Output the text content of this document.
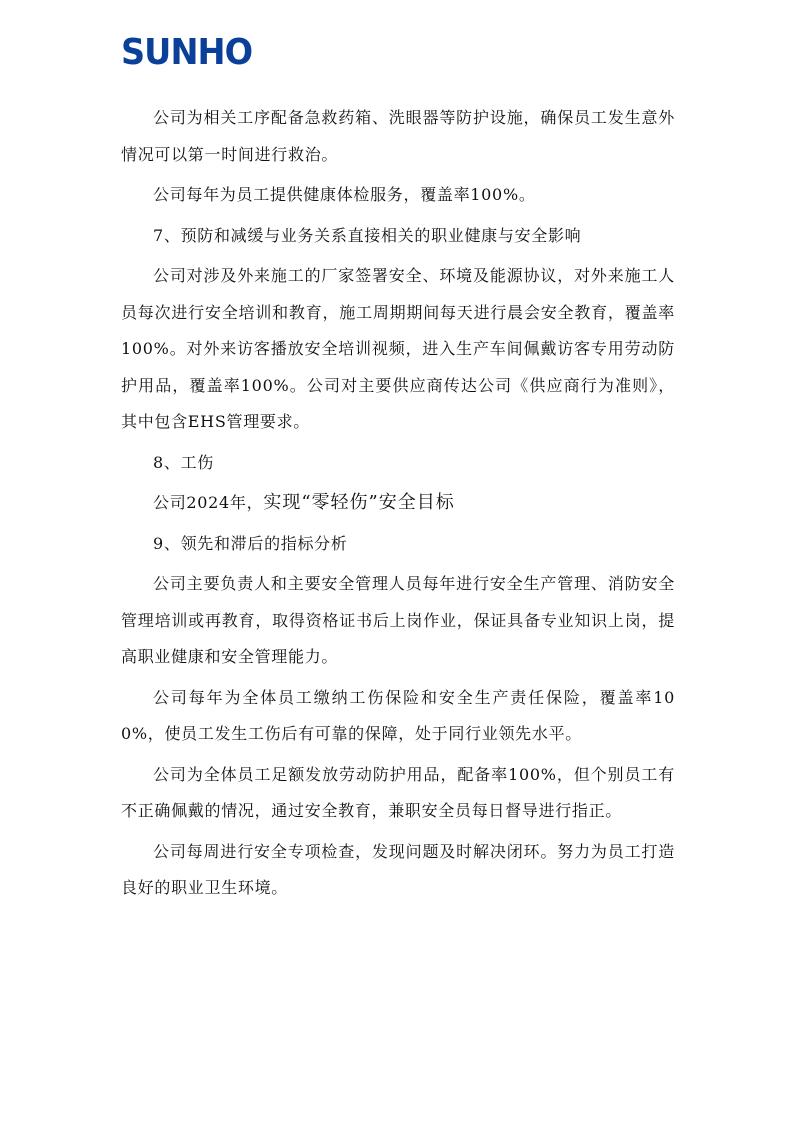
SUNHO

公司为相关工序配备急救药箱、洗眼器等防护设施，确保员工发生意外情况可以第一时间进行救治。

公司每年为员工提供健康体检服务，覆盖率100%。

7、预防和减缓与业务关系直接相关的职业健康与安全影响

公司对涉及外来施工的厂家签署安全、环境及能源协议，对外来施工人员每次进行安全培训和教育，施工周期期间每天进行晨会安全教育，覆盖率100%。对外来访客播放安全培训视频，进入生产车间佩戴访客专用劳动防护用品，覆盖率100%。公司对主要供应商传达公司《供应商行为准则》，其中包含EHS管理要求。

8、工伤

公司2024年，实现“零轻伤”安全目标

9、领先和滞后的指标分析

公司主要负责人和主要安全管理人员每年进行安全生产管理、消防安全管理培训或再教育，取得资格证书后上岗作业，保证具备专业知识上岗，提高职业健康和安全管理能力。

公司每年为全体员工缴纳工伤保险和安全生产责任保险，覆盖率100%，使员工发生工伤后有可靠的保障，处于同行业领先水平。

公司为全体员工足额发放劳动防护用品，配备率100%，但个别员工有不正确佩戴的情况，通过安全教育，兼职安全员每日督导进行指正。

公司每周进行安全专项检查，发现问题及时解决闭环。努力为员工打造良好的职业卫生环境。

▬▬▬▬▬▬▬▬▬▬

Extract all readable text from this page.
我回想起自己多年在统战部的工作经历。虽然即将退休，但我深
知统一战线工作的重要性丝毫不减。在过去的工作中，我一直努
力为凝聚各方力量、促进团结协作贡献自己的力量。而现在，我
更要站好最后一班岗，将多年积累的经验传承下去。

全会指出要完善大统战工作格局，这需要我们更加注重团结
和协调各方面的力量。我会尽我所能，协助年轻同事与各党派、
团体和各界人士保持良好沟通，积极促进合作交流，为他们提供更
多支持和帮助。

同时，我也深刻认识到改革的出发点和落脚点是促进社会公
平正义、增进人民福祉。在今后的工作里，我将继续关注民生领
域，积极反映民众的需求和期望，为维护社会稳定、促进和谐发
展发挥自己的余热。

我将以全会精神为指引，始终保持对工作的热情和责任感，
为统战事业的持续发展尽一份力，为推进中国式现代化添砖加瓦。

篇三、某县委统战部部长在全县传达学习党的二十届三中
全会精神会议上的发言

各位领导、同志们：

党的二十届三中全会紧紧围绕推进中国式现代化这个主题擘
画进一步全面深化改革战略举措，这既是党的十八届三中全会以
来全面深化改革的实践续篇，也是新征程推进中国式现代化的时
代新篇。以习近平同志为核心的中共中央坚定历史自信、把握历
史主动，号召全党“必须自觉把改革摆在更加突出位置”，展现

▬▬▬▬▬▬▬▬▬▬

Copy each line above containing the string "this".

Output the text content of this document.
Extract all readable text from this page.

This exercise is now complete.